Begin Provided records

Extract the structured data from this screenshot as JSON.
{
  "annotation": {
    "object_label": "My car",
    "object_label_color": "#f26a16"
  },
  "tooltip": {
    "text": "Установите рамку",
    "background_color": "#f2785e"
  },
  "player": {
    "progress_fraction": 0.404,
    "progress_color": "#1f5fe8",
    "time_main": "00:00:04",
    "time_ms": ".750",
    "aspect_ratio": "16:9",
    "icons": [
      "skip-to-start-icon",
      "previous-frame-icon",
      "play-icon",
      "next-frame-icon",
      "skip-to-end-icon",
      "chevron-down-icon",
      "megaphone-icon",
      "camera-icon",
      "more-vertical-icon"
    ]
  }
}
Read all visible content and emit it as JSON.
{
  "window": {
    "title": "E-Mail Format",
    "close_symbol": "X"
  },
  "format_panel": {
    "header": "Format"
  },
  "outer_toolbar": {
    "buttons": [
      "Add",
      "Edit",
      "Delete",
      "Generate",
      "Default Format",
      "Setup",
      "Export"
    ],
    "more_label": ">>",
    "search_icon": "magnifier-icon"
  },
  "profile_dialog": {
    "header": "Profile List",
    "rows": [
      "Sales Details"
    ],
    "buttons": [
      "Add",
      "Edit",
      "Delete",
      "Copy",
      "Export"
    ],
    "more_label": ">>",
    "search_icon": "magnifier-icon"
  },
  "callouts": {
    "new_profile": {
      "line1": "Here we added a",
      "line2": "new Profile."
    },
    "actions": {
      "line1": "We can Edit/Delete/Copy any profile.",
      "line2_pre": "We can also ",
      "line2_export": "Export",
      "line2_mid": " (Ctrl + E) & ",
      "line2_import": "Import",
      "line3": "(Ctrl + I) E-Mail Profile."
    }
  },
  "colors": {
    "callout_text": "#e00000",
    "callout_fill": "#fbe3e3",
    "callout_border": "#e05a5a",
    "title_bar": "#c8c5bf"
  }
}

End Provided records

→ To be done
Transcribe every entry exactly, omitting nothing.

→ Task solution
Extract the structured data from this screenshot as JSON.
{
  "annotation": {
    "object_label": "My car",
    "object_label_color": "#f26a16"
  },
  "tooltip": {
    "text": "Установите рамку",
    "background_color": "#f2785e"
  },
  "player": {
    "progress_fraction": 0.404,
    "progress_color": "#1f5fe8",
    "time_main": "00:00:04",
    "time_ms": ".750",
    "aspect_ratio": "16:9",
    "icons": [
      "skip-to-start-icon",
      "previous-frame-icon",
      "play-icon",
      "next-frame-icon",
      "skip-to-end-icon",
      "chevron-down-icon",
      "megaphone-icon",
      "camera-icon",
      "more-vertical-icon"
    ]
  }
}
Read all visible content and emit it as JSON.
{
  "window": {
    "title": "E-Mail Format",
    "close_symbol": "X"
  },
  "format_panel": {
    "header": "Format"
  },
  "outer_toolbar": {
    "buttons": [
      "Add",
      "Edit",
      "Delete",
      "Generate",
      "Default Format",
      "Setup",
      "Export"
    ],
    "more_label": ">>",
    "search_icon": "magnifier-icon"
  },
  "profile_dialog": {
    "header": "Profile List",
    "rows": [
      "Sales Details"
    ],
    "buttons": [
      "Add",
      "Edit",
      "Delete",
      "Copy",
      "Export"
    ],
    "more_label": ">>",
    "search_icon": "magnifier-icon"
  },
  "callouts": {
    "new_profile": {
      "line1": "Here we added a",
      "line2": "new Profile."
    },
    "actions": {
      "line1": "We can Edit/Delete/Copy any profile.",
      "line2_pre": "We can also ",
      "line2_export": "Export",
      "line2_mid": " (Ctrl + E) & ",
      "line2_import": "Import",
      "line3": "(Ctrl + I) E-Mail Profile."
    }
  },
  "colors": {
    "callout_text": "#e00000",
    "callout_fill": "#fbe3e3",
    "callout_border": "#e05a5a",
    "title_bar": "#c8c5bf"
  }
}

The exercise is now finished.